> Data listing
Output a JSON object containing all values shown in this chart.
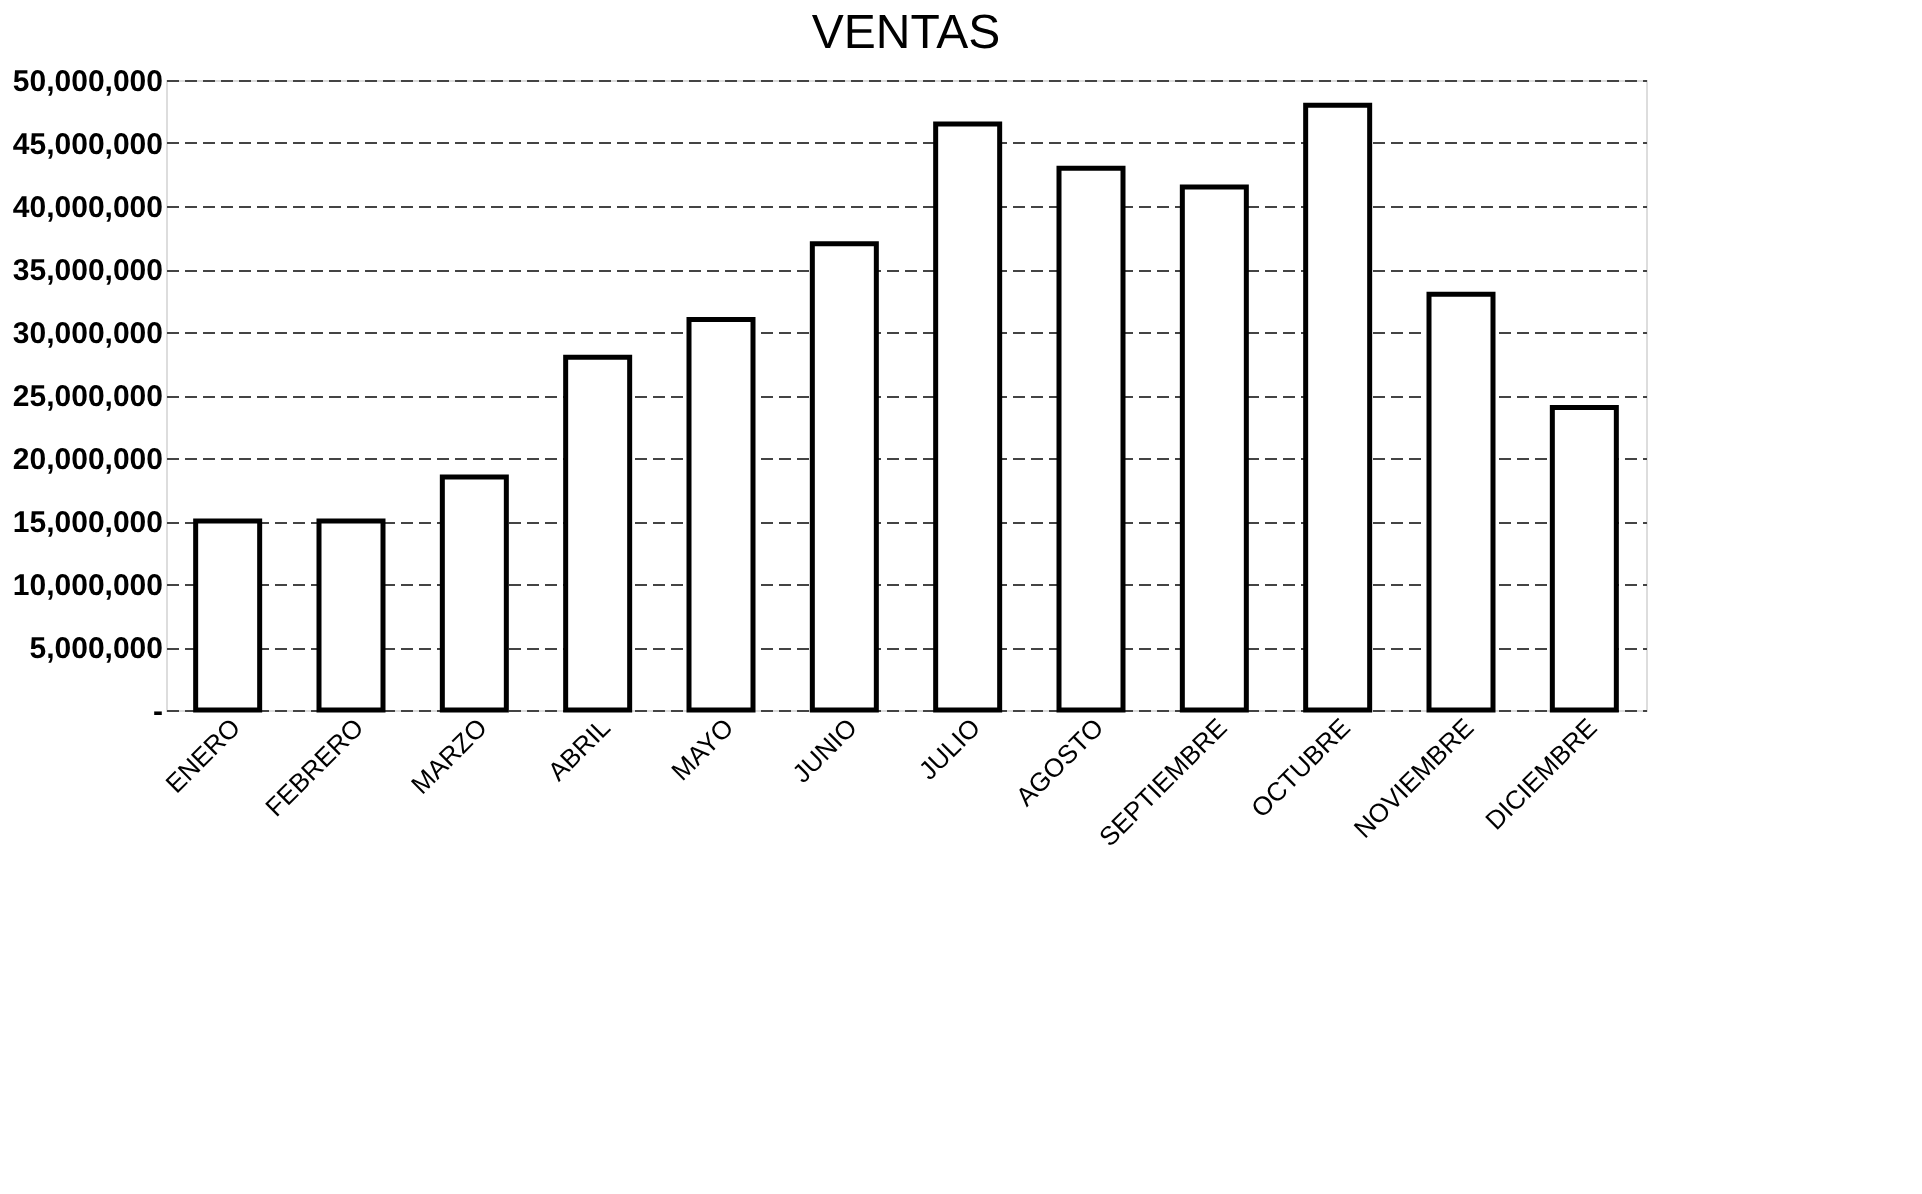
{
  "chart_data": {
    "type": "bar",
    "title": "VENTAS",
    "categories": [
      "ENERO",
      "FEBRERO",
      "MARZO",
      "ABRIL",
      "MAYO",
      "JUNIO",
      "JULIO",
      "AGOSTO",
      "SEPTIEMBRE",
      "OCTUBRE",
      "NOVIEMBRE",
      "DICIEMBRE"
    ],
    "values": [
      15000000,
      15000000,
      18500000,
      28000000,
      31000000,
      37000000,
      46500000,
      43000000,
      41500000,
      48000000,
      33000000,
      24000000
    ],
    "color": "#ffffff",
    "ylim": [
      0,
      50000000
    ],
    "yticks": [
      {
        "value": 0,
        "label": "-"
      },
      {
        "value": 5000000,
        "label": "5,000,000"
      },
      {
        "value": 10000000,
        "label": "10,000,000"
      },
      {
        "value": 15000000,
        "label": "15,000,000"
      },
      {
        "value": 20000000,
        "label": "20,000,000"
      },
      {
        "value": 25000000,
        "label": "25,000,000"
      },
      {
        "value": 30000000,
        "label": "30,000,000"
      },
      {
        "value": 35000000,
        "label": "35,000,000"
      },
      {
        "value": 40000000,
        "label": "40,000,000"
      },
      {
        "value": 45000000,
        "label": "45,000,000"
      },
      {
        "value": 50000000,
        "label": "50,000,000"
      }
    ],
    "grid": "y"
  }
}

> WHAT TO DO
Every line above should be returned word for word, with the pictures left behind.

> RESPONSE
Output a JSON object containing all values shown in this chart.
{
  "chart_data": {
    "type": "bar",
    "title": "VENTAS",
    "categories": [
      "ENERO",
      "FEBRERO",
      "MARZO",
      "ABRIL",
      "MAYO",
      "JUNIO",
      "JULIO",
      "AGOSTO",
      "SEPTIEMBRE",
      "OCTUBRE",
      "NOVIEMBRE",
      "DICIEMBRE"
    ],
    "values": [
      15000000,
      15000000,
      18500000,
      28000000,
      31000000,
      37000000,
      46500000,
      43000000,
      41500000,
      48000000,
      33000000,
      24000000
    ],
    "color": "#ffffff",
    "ylim": [
      0,
      50000000
    ],
    "yticks": [
      {
        "value": 0,
        "label": "-"
      },
      {
        "value": 5000000,
        "label": "5,000,000"
      },
      {
        "value": 10000000,
        "label": "10,000,000"
      },
      {
        "value": 15000000,
        "label": "15,000,000"
      },
      {
        "value": 20000000,
        "label": "20,000,000"
      },
      {
        "value": 25000000,
        "label": "25,000,000"
      },
      {
        "value": 30000000,
        "label": "30,000,000"
      },
      {
        "value": 35000000,
        "label": "35,000,000"
      },
      {
        "value": 40000000,
        "label": "40,000,000"
      },
      {
        "value": 45000000,
        "label": "45,000,000"
      },
      {
        "value": 50000000,
        "label": "50,000,000"
      }
    ],
    "grid": "y"
  }
}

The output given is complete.